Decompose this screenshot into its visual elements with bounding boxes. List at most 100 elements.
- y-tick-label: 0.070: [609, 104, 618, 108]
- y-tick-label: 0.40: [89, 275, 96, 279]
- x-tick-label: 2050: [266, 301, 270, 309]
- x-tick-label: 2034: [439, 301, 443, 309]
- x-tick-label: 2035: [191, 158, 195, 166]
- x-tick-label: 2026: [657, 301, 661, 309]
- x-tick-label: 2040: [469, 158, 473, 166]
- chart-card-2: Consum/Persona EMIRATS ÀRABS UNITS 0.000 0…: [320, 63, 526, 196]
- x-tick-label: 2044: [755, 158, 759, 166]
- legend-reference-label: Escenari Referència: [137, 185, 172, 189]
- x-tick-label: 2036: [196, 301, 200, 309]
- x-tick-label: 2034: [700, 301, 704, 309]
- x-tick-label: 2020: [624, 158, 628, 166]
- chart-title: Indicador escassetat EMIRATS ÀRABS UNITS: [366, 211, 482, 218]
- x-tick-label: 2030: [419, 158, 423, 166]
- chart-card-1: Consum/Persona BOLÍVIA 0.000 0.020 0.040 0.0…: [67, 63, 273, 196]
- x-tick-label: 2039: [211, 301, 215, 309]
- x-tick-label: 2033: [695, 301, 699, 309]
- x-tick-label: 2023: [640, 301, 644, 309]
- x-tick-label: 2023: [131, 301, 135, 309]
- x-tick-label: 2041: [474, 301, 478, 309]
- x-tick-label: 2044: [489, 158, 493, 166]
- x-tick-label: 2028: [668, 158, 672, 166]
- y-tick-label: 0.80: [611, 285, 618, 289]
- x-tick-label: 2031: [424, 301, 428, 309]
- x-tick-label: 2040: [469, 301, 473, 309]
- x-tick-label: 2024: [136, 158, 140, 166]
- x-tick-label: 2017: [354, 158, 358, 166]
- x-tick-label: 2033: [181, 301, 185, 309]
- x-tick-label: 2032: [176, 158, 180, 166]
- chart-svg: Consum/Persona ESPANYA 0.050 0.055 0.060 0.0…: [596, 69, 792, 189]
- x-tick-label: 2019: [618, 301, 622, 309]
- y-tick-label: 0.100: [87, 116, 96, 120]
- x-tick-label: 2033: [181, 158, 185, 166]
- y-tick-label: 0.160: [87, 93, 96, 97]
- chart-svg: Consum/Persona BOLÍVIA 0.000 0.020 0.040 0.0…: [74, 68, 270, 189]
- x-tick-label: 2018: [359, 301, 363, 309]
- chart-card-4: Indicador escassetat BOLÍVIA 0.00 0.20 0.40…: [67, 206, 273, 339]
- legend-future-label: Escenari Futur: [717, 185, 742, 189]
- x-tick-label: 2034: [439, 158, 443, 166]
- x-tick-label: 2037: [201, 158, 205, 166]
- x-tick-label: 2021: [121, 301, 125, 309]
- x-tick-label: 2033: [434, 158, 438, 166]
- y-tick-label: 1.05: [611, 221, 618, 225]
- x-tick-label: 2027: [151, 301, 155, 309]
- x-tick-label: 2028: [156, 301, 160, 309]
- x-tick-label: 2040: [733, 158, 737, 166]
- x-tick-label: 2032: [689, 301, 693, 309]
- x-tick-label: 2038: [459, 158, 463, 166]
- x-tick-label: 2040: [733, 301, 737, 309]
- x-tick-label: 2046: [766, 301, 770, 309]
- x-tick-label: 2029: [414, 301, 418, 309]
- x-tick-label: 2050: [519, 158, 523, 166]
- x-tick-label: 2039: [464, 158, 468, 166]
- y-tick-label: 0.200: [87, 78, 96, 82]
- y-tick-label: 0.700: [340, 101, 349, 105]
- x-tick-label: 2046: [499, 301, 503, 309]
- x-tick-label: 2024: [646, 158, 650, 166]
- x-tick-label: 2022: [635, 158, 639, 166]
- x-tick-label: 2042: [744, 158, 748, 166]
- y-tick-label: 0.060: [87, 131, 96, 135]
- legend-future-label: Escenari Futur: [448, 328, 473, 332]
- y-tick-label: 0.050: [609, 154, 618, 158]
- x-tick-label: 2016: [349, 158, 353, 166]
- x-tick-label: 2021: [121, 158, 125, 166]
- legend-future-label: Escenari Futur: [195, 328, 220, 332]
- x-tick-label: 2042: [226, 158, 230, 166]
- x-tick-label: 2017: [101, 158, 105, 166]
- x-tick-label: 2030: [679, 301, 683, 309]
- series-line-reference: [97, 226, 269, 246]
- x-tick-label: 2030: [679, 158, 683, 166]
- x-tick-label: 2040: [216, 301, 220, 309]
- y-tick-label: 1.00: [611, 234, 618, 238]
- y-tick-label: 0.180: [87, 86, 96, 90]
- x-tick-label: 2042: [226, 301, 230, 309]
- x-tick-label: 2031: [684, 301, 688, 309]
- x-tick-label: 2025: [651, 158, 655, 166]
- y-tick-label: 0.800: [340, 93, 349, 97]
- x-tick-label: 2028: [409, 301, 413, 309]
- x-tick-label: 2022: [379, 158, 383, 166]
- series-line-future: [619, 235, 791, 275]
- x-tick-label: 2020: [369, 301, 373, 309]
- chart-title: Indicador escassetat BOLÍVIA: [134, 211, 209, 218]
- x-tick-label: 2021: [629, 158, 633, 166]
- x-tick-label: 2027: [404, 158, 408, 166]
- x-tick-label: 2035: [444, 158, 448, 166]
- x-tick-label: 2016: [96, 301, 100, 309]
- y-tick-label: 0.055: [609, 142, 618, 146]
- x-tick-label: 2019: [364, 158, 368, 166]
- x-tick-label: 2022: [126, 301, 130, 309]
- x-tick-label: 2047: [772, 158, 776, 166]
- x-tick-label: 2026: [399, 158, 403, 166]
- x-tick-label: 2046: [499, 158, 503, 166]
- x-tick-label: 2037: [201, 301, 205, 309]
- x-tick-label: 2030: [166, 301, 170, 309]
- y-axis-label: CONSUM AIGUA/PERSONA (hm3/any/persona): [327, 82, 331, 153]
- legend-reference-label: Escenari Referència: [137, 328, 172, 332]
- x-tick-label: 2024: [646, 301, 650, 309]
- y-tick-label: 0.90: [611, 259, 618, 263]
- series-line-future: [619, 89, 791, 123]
* * * * * * * * *
> _TASK PROMPT_: Update the lines above by replacing "Escenari Referència" with "Escenari Base" wherever it occurs, leaving everything else unchanged.

> _ANSWER FOR THE TASK_:
Decompose this screenshot into its visual elements with bounding boxes. List at most 100 elements.
- y-tick-label: 0.070: [609, 104, 618, 108]
- y-tick-label: 0.40: [89, 275, 96, 279]
- x-tick-label: 2050: [266, 301, 270, 309]
- x-tick-label: 2034: [439, 301, 443, 309]
- x-tick-label: 2035: [191, 158, 195, 166]
- x-tick-label: 2026: [657, 301, 661, 309]
- x-tick-label: 2040: [469, 158, 473, 166]
- chart-card-2: Consum/Persona EMIRATS ÀRABS UNITS 0.000 0…: [320, 63, 526, 196]
- x-tick-label: 2044: [755, 158, 759, 166]
- legend-reference-label: Escenari Base: [137, 185, 172, 189]
- x-tick-label: 2036: [196, 301, 200, 309]
- x-tick-label: 2034: [700, 301, 704, 309]
- x-tick-label: 2020: [624, 158, 628, 166]
- chart-title: Indicador escassetat EMIRATS ÀRABS UNITS: [366, 211, 482, 218]
- x-tick-label: 2030: [419, 158, 423, 166]
- chart-card-1: Consum/Persona BOLÍVIA 0.000 0.020 0.040 0.0…: [67, 63, 273, 196]
- x-tick-label: 2039: [211, 301, 215, 309]
- x-tick-label: 2033: [695, 301, 699, 309]
- x-tick-label: 2023: [640, 301, 644, 309]
- x-tick-label: 2023: [131, 301, 135, 309]
- x-tick-label: 2041: [474, 301, 478, 309]
- x-tick-label: 2044: [489, 158, 493, 166]
- x-tick-label: 2028: [668, 158, 672, 166]
- y-tick-label: 0.80: [611, 285, 618, 289]
- x-tick-label: 2031: [424, 301, 428, 309]
- x-tick-label: 2040: [469, 301, 473, 309]
- x-tick-label: 2024: [136, 158, 140, 166]
- x-tick-label: 2017: [354, 158, 358, 166]
- x-tick-label: 2033: [181, 301, 185, 309]
- x-tick-label: 2032: [176, 158, 180, 166]
- chart-svg: Consum/Persona ESPANYA 0.050 0.055 0.060 0.0…: [596, 69, 792, 189]
- x-tick-label: 2019: [618, 301, 622, 309]
- y-tick-label: 0.100: [87, 116, 96, 120]
- x-tick-label: 2033: [181, 158, 185, 166]
- y-tick-label: 0.160: [87, 93, 96, 97]
- chart-svg: Consum/Persona BOLÍVIA 0.000 0.020 0.040 0.0…: [74, 68, 270, 189]
- x-tick-label: 2018: [359, 301, 363, 309]
- chart-card-4: Indicador escassetat BOLÍVIA 0.00 0.20 0.40…: [67, 206, 273, 339]
- legend-future-label: Escenari Futur: [717, 185, 742, 189]
- x-tick-label: 2034: [439, 158, 443, 166]
- x-tick-label: 2037: [201, 158, 205, 166]
- x-tick-label: 2021: [121, 301, 125, 309]
- x-tick-label: 2033: [434, 158, 438, 166]
- y-tick-label: 1.05: [611, 221, 618, 225]
- x-tick-label: 2027: [151, 301, 155, 309]
- x-tick-label: 2028: [156, 301, 160, 309]
- x-tick-label: 2040: [733, 158, 737, 166]
- x-tick-label: 2032: [689, 301, 693, 309]
- x-tick-label: 2038: [459, 158, 463, 166]
- x-tick-label: 2040: [733, 301, 737, 309]
- x-tick-label: 2046: [766, 301, 770, 309]
- x-tick-label: 2029: [414, 301, 418, 309]
- x-tick-label: 2050: [519, 158, 523, 166]
- x-tick-label: 2039: [464, 158, 468, 166]
- y-tick-label: 0.200: [87, 78, 96, 82]
- y-tick-label: 0.700: [340, 101, 349, 105]
- x-tick-label: 2046: [499, 301, 503, 309]
- x-tick-label: 2024: [646, 158, 650, 166]
- x-tick-label: 2022: [635, 158, 639, 166]
- x-tick-label: 2042: [744, 158, 748, 166]
- y-tick-label: 0.060: [87, 131, 96, 135]
- legend-future-label: Escenari Futur: [448, 328, 473, 332]
- y-tick-label: 0.050: [609, 154, 618, 158]
- x-tick-label: 2016: [349, 158, 353, 166]
- x-tick-label: 2021: [121, 158, 125, 166]
- legend-future-label: Escenari Futur: [195, 328, 220, 332]
- x-tick-label: 2042: [226, 158, 230, 166]
- x-tick-label: 2017: [101, 158, 105, 166]
- x-tick-label: 2030: [679, 301, 683, 309]
- series-line-reference: [97, 226, 269, 246]
- x-tick-label: 2030: [679, 158, 683, 166]
- x-tick-label: 2040: [216, 301, 220, 309]
- y-tick-label: 1.00: [611, 234, 618, 238]
- y-tick-label: 0.180: [87, 86, 96, 90]
- x-tick-label: 2042: [226, 301, 230, 309]
- x-tick-label: 2031: [684, 301, 688, 309]
- x-tick-label: 2025: [651, 158, 655, 166]
- y-tick-label: 0.800: [340, 93, 349, 97]
- x-tick-label: 2028: [409, 301, 413, 309]
- x-tick-label: 2022: [379, 158, 383, 166]
- series-line-future: [619, 235, 791, 275]
- x-tick-label: 2020: [369, 301, 373, 309]
- chart-title: Indicador escassetat BOLÍVIA: [134, 211, 209, 218]
- x-tick-label: 2021: [629, 158, 633, 166]
- x-tick-label: 2027: [404, 158, 408, 166]
- x-tick-label: 2035: [444, 158, 448, 166]
- x-tick-label: 2016: [96, 301, 100, 309]
- y-tick-label: 0.055: [609, 142, 618, 146]
- x-tick-label: 2019: [364, 158, 368, 166]
- x-tick-label: 2022: [126, 301, 130, 309]
- x-tick-label: 2047: [772, 158, 776, 166]
- x-tick-label: 2026: [399, 158, 403, 166]
- x-tick-label: 2046: [499, 158, 503, 166]
- x-tick-label: 2037: [201, 301, 205, 309]
- x-tick-label: 2030: [166, 301, 170, 309]
- y-axis-label: CONSUM AIGUA/PERSONA (hm3/any/persona): [327, 82, 331, 153]
- legend-reference-label: Escenari Base: [137, 328, 172, 332]
- x-tick-label: 2024: [646, 301, 650, 309]
- y-tick-label: 0.90: [611, 259, 618, 263]
- series-line-future: [619, 89, 791, 123]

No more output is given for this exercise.